### What is being asked
Output every line exactly as written. Leave out pictures.

### A run of records

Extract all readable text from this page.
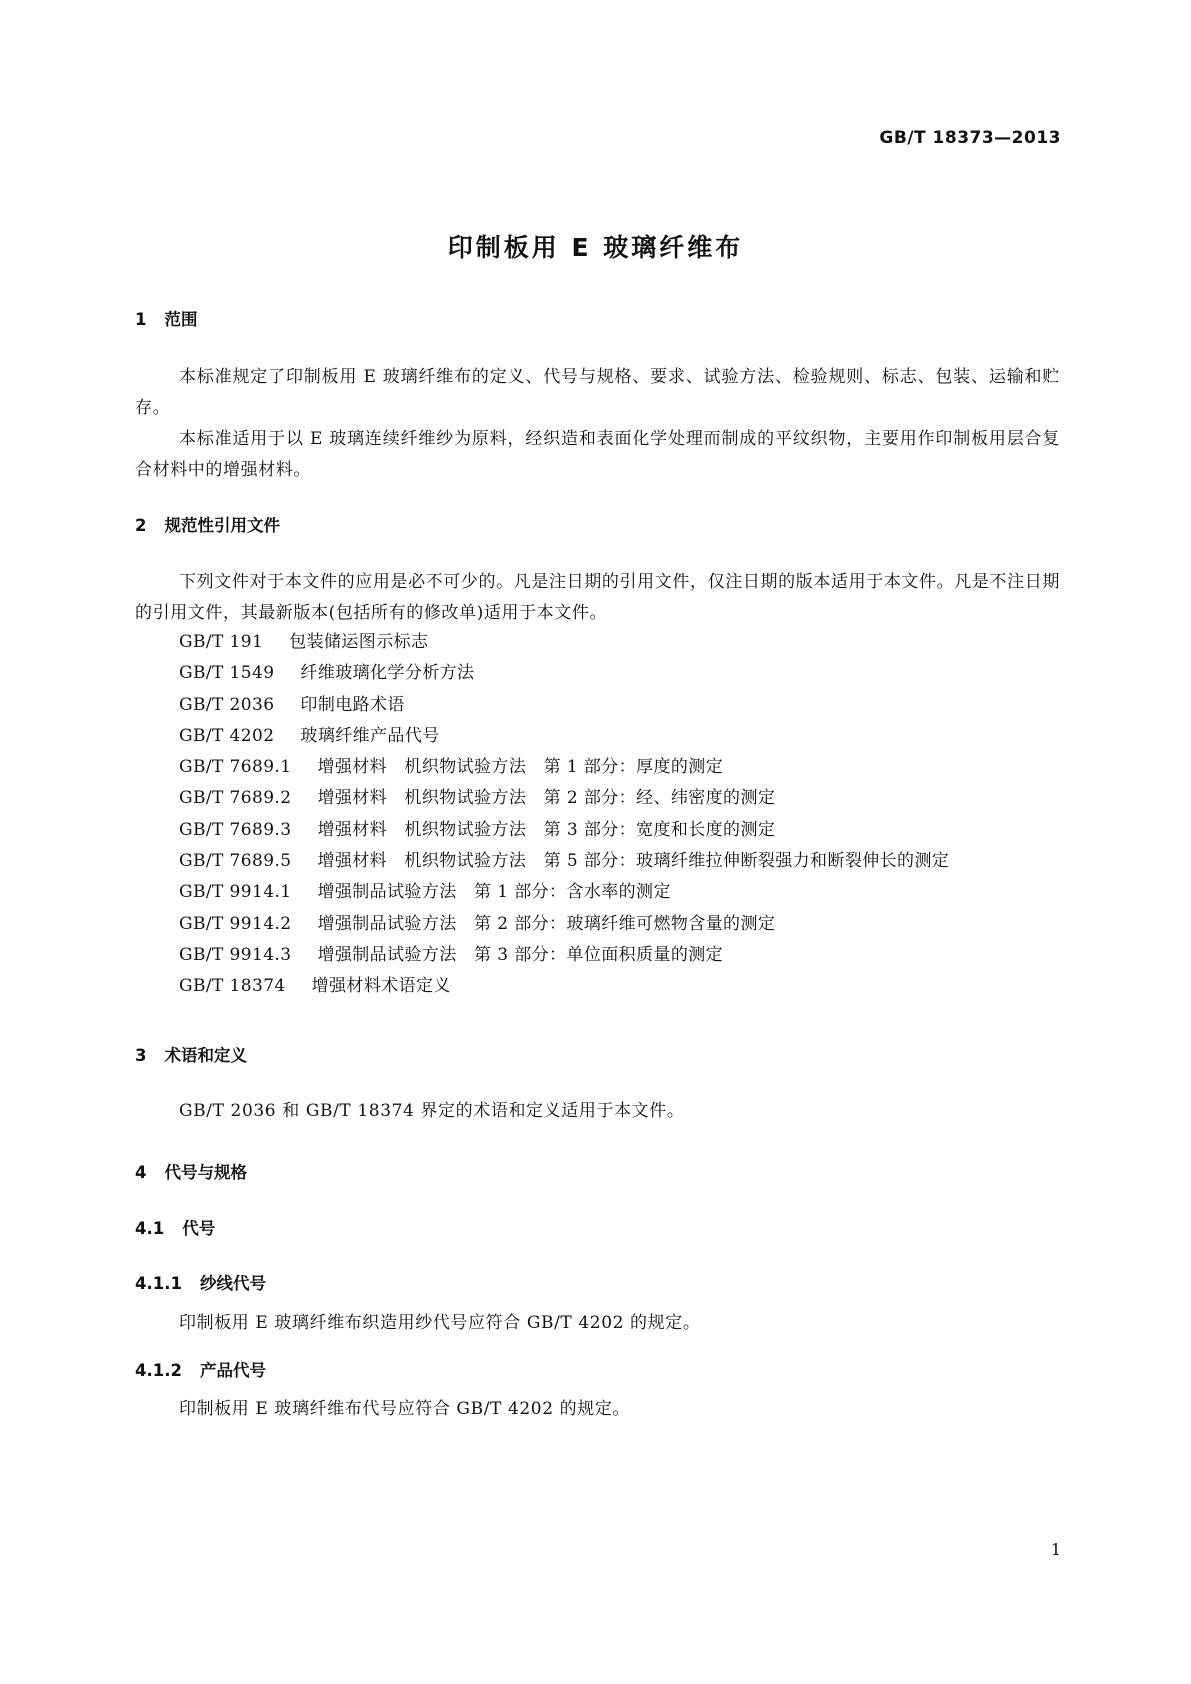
GB/T 18373—2013
印制板用 E 玻璃纤维布
1 范围

本标准规定了印制板用 E 玻璃纤维布的定义、代号与规格、要求、试验方法、检验规则、标志、包装、运输和贮存。

本标准适用于以 E 玻璃连续纤维纱为原料，经织造和表面化学处理而制成的平纹织物，主要用作印制板用层合复合材料中的增强材料。

2 规范性引用文件

下列文件对于本文件的应用是必不可少的。凡是注日期的引用文件，仅注日期的版本适用于本文件。凡是不注日期的引用文件，其最新版本(包括所有的修改单)适用于本文件。

GB/T 191 包装储运图示标志
GB/T 1549 纤维玻璃化学分析方法
GB/T 2036 印制电路术语
GB/T 4202 玻璃纤维产品代号
GB/T 7689.1 增强材料　机织物试验方法　第 1 部分：厚度的测定
GB/T 7689.2 增强材料　机织物试验方法　第 2 部分：经、纬密度的测定
GB/T 7689.3 增强材料　机织物试验方法　第 3 部分：宽度和长度的测定
GB/T 7689.5 增强材料　机织物试验方法　第 5 部分：玻璃纤维拉伸断裂强力和断裂伸长的测定
GB/T 9914.1 增强制品试验方法　第 1 部分：含水率的测定
GB/T 9914.2 增强制品试验方法　第 2 部分：玻璃纤维可燃物含量的测定
GB/T 9914.3 增强制品试验方法　第 3 部分：单位面积质量的测定
GB/T 18374 增强材料术语定义
3 术语和定义

GB/T 2036 和 GB/T 18374 界定的术语和定义适用于本文件。

4 代号与规格
4.1 代号
4.1.1 纱线代号

印制板用 E 玻璃纤维布织造用纱代号应符合 GB/T 4202 的规定。

4.1.2 产品代号

印制板用 E 玻璃纤维布代号应符合 GB/T 4202 的规定。

1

### Result
Extract all readable text from this page.
GB/T 18373—2013
印制板用 E 玻璃纤维布
1 范围

本标准规定了印制板用 E 玻璃纤维布的定义、代号与规格、要求、试验方法、检验规则、标志、包装、运输和贮存。

本标准适用于以 E 玻璃连续纤维纱为原料，经织造和表面化学处理而制成的平纹织物，主要用作印制板用层合复合材料中的增强材料。

2 规范性引用文件

下列文件对于本文件的应用是必不可少的。凡是注日期的引用文件，仅注日期的版本适用于本文件。凡是不注日期的引用文件，其最新版本(包括所有的修改单)适用于本文件。

GB/T 191 包装储运图示标志
GB/T 1549 纤维玻璃化学分析方法
GB/T 2036 印制电路术语
GB/T 4202 玻璃纤维产品代号
GB/T 7689.1 增强材料　机织物试验方法　第 1 部分：厚度的测定
GB/T 7689.2 增强材料　机织物试验方法　第 2 部分：经、纬密度的测定
GB/T 7689.3 增强材料　机织物试验方法　第 3 部分：宽度和长度的测定
GB/T 7689.5 增强材料　机织物试验方法　第 5 部分：玻璃纤维拉伸断裂强力和断裂伸长的测定
GB/T 9914.1 增强制品试验方法　第 1 部分：含水率的测定
GB/T 9914.2 增强制品试验方法　第 2 部分：玻璃纤维可燃物含量的测定
GB/T 9914.3 增强制品试验方法　第 3 部分：单位面积质量的测定
GB/T 18374 增强材料术语定义
3 术语和定义

GB/T 2036 和 GB/T 18374 界定的术语和定义适用于本文件。

4 代号与规格
4.1 代号
4.1.1 纱线代号

印制板用 E 玻璃纤维布织造用纱代号应符合 GB/T 4202 的规定。

4.1.2 产品代号

印制板用 E 玻璃纤维布代号应符合 GB/T 4202 的规定。

1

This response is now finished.